__Records for the task__:
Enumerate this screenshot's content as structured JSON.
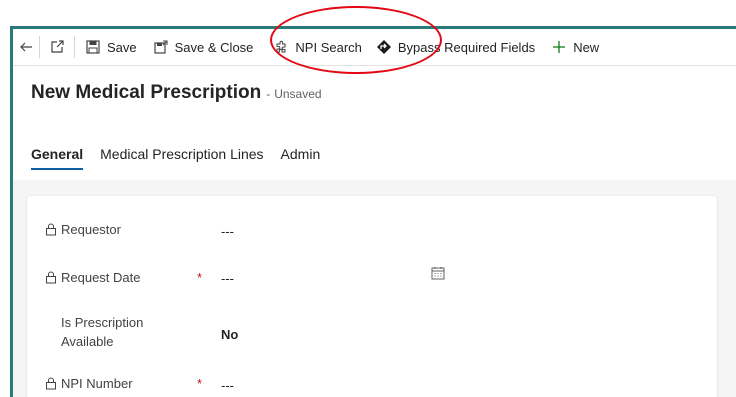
{
  "toolbar": {
    "save_label": "Save",
    "save_close_label": "Save & Close",
    "npi_search_label": "NPI Search",
    "bypass_label": "Bypass Required Fields",
    "new_label": "New"
  },
  "header": {
    "title": "New Medical Prescription",
    "separator": "-",
    "status": "Unsaved"
  },
  "tabs": [
    {
      "label": "General",
      "active": true
    },
    {
      "label": "Medical Prescription Lines",
      "active": false
    },
    {
      "label": "Admin",
      "active": false
    }
  ],
  "form": {
    "requestor": {
      "label": "Requestor",
      "value": "---"
    },
    "request_date": {
      "label": "Request Date",
      "required_mark": "*",
      "value": "---"
    },
    "is_prescription": {
      "label_line1": "Is Prescription",
      "label_line2": "Available",
      "value": "No"
    },
    "npi_number": {
      "label": "NPI Number",
      "required_mark": "*",
      "value": "---"
    }
  },
  "colors": {
    "accent": "#115ea3",
    "frame": "#2b7a7a",
    "annotation": "#e30613",
    "required": "#c50f1f",
    "new_plus": "#107c10"
  },
  "icons": [
    "back-arrow-icon",
    "open-new-window-icon",
    "save-icon",
    "save-close-icon",
    "puzzle-icon",
    "bypass-diamond-icon",
    "plus-icon",
    "lock-icon",
    "calendar-icon"
  ]
}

__Challenge__:
Your copy should match the entries exactly, minus the pictures.

__Result of this task__:
Enumerate this screenshot's content as structured JSON.
{
  "toolbar": {
    "save_label": "Save",
    "save_close_label": "Save & Close",
    "npi_search_label": "NPI Search",
    "bypass_label": "Bypass Required Fields",
    "new_label": "New"
  },
  "header": {
    "title": "New Medical Prescription",
    "separator": "-",
    "status": "Unsaved"
  },
  "tabs": [
    {
      "label": "General",
      "active": true
    },
    {
      "label": "Medical Prescription Lines",
      "active": false
    },
    {
      "label": "Admin",
      "active": false
    }
  ],
  "form": {
    "requestor": {
      "label": "Requestor",
      "value": "---"
    },
    "request_date": {
      "label": "Request Date",
      "required_mark": "*",
      "value": "---"
    },
    "is_prescription": {
      "label_line1": "Is Prescription",
      "label_line2": "Available",
      "value": "No"
    },
    "npi_number": {
      "label": "NPI Number",
      "required_mark": "*",
      "value": "---"
    }
  },
  "colors": {
    "accent": "#115ea3",
    "frame": "#2b7a7a",
    "annotation": "#e30613",
    "required": "#c50f1f",
    "new_plus": "#107c10"
  },
  "icons": [
    "back-arrow-icon",
    "open-new-window-icon",
    "save-icon",
    "save-close-icon",
    "puzzle-icon",
    "bypass-diamond-icon",
    "plus-icon",
    "lock-icon",
    "calendar-icon"
  ]
}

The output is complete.